Which lines include the word "JSON"? Copy each of them.

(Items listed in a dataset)
↓
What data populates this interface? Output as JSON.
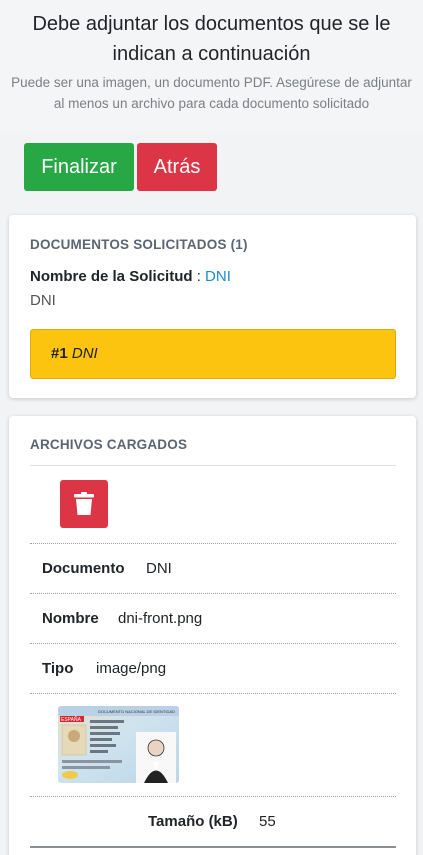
{
  "header": {
    "title": "Debe adjuntar los documentos que se le indican a continuación",
    "subtitle": "Puede ser una imagen, un documento PDF. Asegúrese de adjuntar al menos un archivo para cada documento solicitado"
  },
  "actions": {
    "finish_label": "Finalizar",
    "back_label": "Atrás"
  },
  "requested": {
    "heading": "DOCUMENTOS SOLICITADOS (1)",
    "request_name_label": "Nombre de la Solicitud",
    "separator": " : ",
    "request_name_value": "DNI",
    "description": "DNI",
    "documents": [
      {
        "number": "#1",
        "name": "DNI"
      }
    ]
  },
  "uploaded": {
    "heading": "ARCHIVOS CARGADOS",
    "delete_icon": "trash-icon",
    "fields": {
      "documento_label": "Documento",
      "documento_value": "DNI",
      "nombre_label": "Nombre",
      "nombre_value": "dni-front.png",
      "tipo_label": "Tipo",
      "tipo_value": "image/png",
      "size_label": "Tamaño (kB)",
      "size_value": "55"
    },
    "thumbnail": {
      "country_text": "ESPAÑA",
      "header_text": "DOCUMENTO NACIONAL DE IDENTIDAD"
    }
  },
  "colors": {
    "success": "#28a745",
    "danger": "#dc3545",
    "warning": "#fcc30f",
    "link": "#1a8ccf"
  }
}
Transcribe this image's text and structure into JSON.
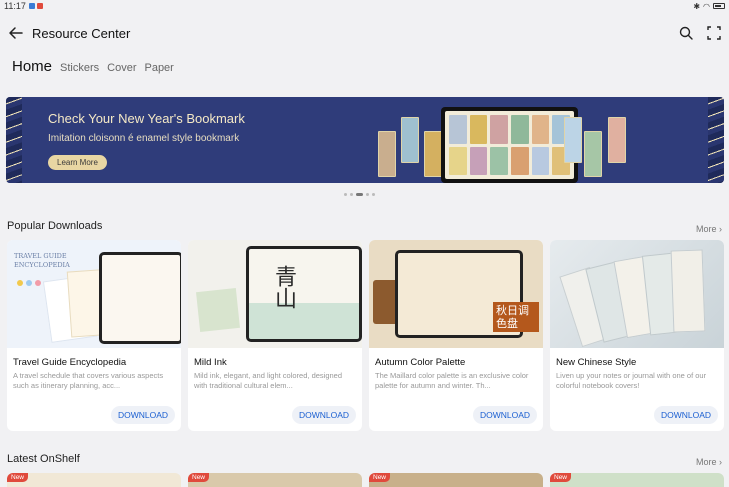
↑
** Final answer **
What data populates this interface? Output as JSON.
Transcribe this image's text and structure into JSON.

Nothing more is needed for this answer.